**Assignment:**
The data is to be repeated exactly, with the images removed.
Segment Start: Provided material
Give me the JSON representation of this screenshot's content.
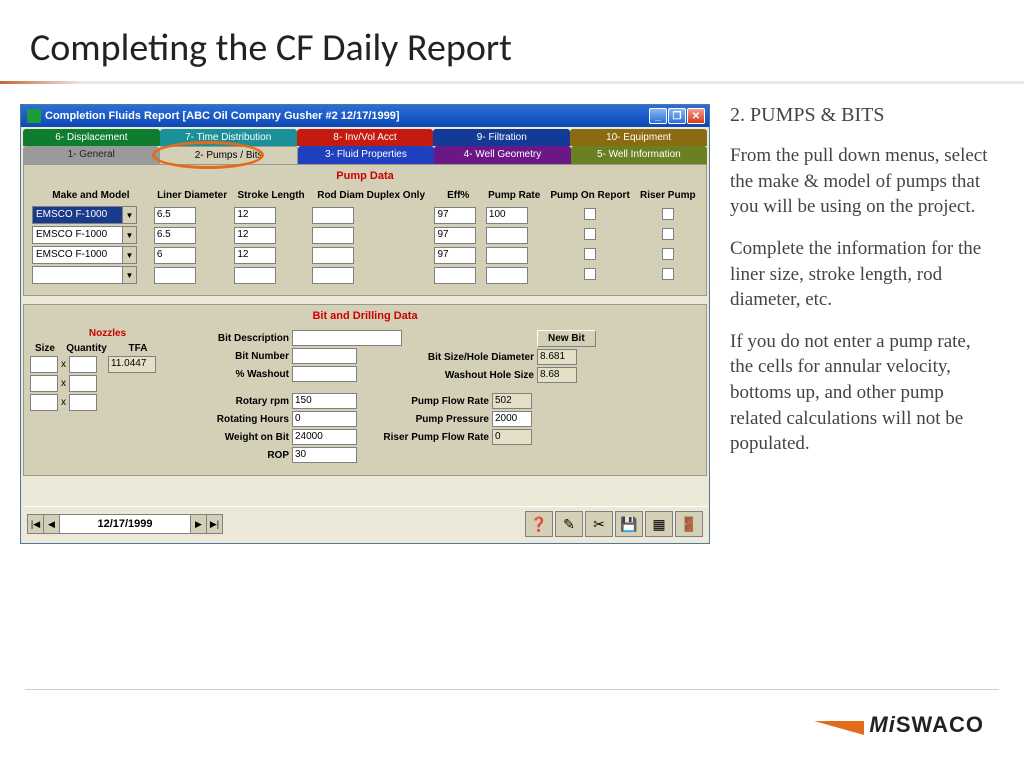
{
  "slide": {
    "title": "Completing the CF Daily Report"
  },
  "sidebar_text": {
    "heading": "2. PUMPS & BITS",
    "p1": "From the pull down menus, select the make & model of pumps that you will be using on the project.",
    "p2": "Complete the information for the liner size, stroke length, rod diameter, etc.",
    "p3": "If you do not enter a pump rate, the cells for annular velocity, bottoms up, and other pump related calculations will not be populated."
  },
  "window": {
    "title": "Completion Fluids Report [ABC Oil Company  Gusher #2  12/17/1999]",
    "tabs_top": [
      "6- Displacement",
      "7- Time Distribution",
      "8- Inv/Vol Acct",
      "9- Filtration",
      "10- Equipment"
    ],
    "tabs_bottom": [
      "1- General",
      "2- Pumps / Bits",
      "3- Fluid Properties",
      "4- Well Geometry",
      "5- Well Information"
    ],
    "active_tab": "2- Pumps / Bits",
    "pump_section_title": "Pump Data",
    "pump_headers": {
      "make": "Make and Model",
      "liner": "Liner Diameter",
      "stroke": "Stroke Length",
      "rod": "Rod Diam Duplex Only",
      "eff": "Eff%",
      "rate": "Pump Rate",
      "onreport": "Pump On Report",
      "riser": "Riser Pump"
    },
    "pump_rows": [
      {
        "make": "EMSCO F-1000",
        "liner": "6.5",
        "stroke": "12",
        "rod": "",
        "eff": "97",
        "rate": "100"
      },
      {
        "make": "EMSCO F-1000",
        "liner": "6.5",
        "stroke": "12",
        "rod": "",
        "eff": "97",
        "rate": ""
      },
      {
        "make": "EMSCO F-1000",
        "liner": "6",
        "stroke": "12",
        "rod": "",
        "eff": "97",
        "rate": ""
      },
      {
        "make": "",
        "liner": "",
        "stroke": "",
        "rod": "",
        "eff": "",
        "rate": ""
      }
    ],
    "bit_section_title": "Bit and Drilling Data",
    "nozzles": {
      "title": "Nozzles",
      "h_size": "Size",
      "h_qty": "Quantity",
      "h_tfa": "TFA",
      "tfa_value": "11.0447"
    },
    "bit_labels": {
      "desc": "Bit Description",
      "num": "Bit Number",
      "washout": "% Washout",
      "rpm": "Rotary rpm",
      "hours": "Rotating Hours",
      "wob": "Weight on Bit",
      "rop": "ROP",
      "hole_diam": "Bit Size/Hole Diameter",
      "wash_size": "Washout Hole Size",
      "flow": "Pump Flow Rate",
      "pressure": "Pump Pressure",
      "riser_flow": "Riser Pump Flow Rate"
    },
    "bit_values": {
      "desc": "",
      "num": "",
      "washout": "",
      "rpm": "150",
      "hours": "0",
      "wob": "24000",
      "rop": "30",
      "hole_diam": "8.681",
      "wash_size": "8.68",
      "flow": "502",
      "pressure": "2000",
      "riser_flow": "0"
    },
    "new_bit_btn": "New Bit",
    "footer_date": "12/17/1999"
  },
  "logo": {
    "mi": "Mi",
    "swaco": "SWACO"
  }
}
Segment End: Provided material
**Written solution:**
Give me the JSON representation of this screenshot's content.
{
  "slide": {
    "title": "Completing the CF Daily Report"
  },
  "sidebar_text": {
    "heading": "2. PUMPS & BITS",
    "p1": "From the pull down menus, select the make & model of pumps that you will be using on the project.",
    "p2": "Complete the information for the liner size, stroke length, rod diameter, etc.",
    "p3": "If you do not enter a pump rate, the cells for annular velocity, bottoms up, and other pump related calculations will not be populated."
  },
  "window": {
    "title": "Completion Fluids Report [ABC Oil Company  Gusher #2  12/17/1999]",
    "tabs_top": [
      "6- Displacement",
      "7- Time Distribution",
      "8- Inv/Vol Acct",
      "9- Filtration",
      "10- Equipment"
    ],
    "tabs_bottom": [
      "1- General",
      "2- Pumps / Bits",
      "3- Fluid Properties",
      "4- Well Geometry",
      "5- Well Information"
    ],
    "active_tab": "2- Pumps / Bits",
    "pump_section_title": "Pump Data",
    "pump_headers": {
      "make": "Make and Model",
      "liner": "Liner Diameter",
      "stroke": "Stroke Length",
      "rod": "Rod Diam Duplex Only",
      "eff": "Eff%",
      "rate": "Pump Rate",
      "onreport": "Pump On Report",
      "riser": "Riser Pump"
    },
    "pump_rows": [
      {
        "make": "EMSCO F-1000",
        "liner": "6.5",
        "stroke": "12",
        "rod": "",
        "eff": "97",
        "rate": "100"
      },
      {
        "make": "EMSCO F-1000",
        "liner": "6.5",
        "stroke": "12",
        "rod": "",
        "eff": "97",
        "rate": ""
      },
      {
        "make": "EMSCO F-1000",
        "liner": "6",
        "stroke": "12",
        "rod": "",
        "eff": "97",
        "rate": ""
      },
      {
        "make": "",
        "liner": "",
        "stroke": "",
        "rod": "",
        "eff": "",
        "rate": ""
      }
    ],
    "bit_section_title": "Bit and Drilling Data",
    "nozzles": {
      "title": "Nozzles",
      "h_size": "Size",
      "h_qty": "Quantity",
      "h_tfa": "TFA",
      "tfa_value": "11.0447"
    },
    "bit_labels": {
      "desc": "Bit Description",
      "num": "Bit Number",
      "washout": "% Washout",
      "rpm": "Rotary rpm",
      "hours": "Rotating Hours",
      "wob": "Weight on Bit",
      "rop": "ROP",
      "hole_diam": "Bit Size/Hole Diameter",
      "wash_size": "Washout Hole Size",
      "flow": "Pump Flow Rate",
      "pressure": "Pump Pressure",
      "riser_flow": "Riser Pump Flow Rate"
    },
    "bit_values": {
      "desc": "",
      "num": "",
      "washout": "",
      "rpm": "150",
      "hours": "0",
      "wob": "24000",
      "rop": "30",
      "hole_diam": "8.681",
      "wash_size": "8.68",
      "flow": "502",
      "pressure": "2000",
      "riser_flow": "0"
    },
    "new_bit_btn": "New Bit",
    "footer_date": "12/17/1999"
  },
  "logo": {
    "mi": "Mi",
    "swaco": "SWACO"
  }
}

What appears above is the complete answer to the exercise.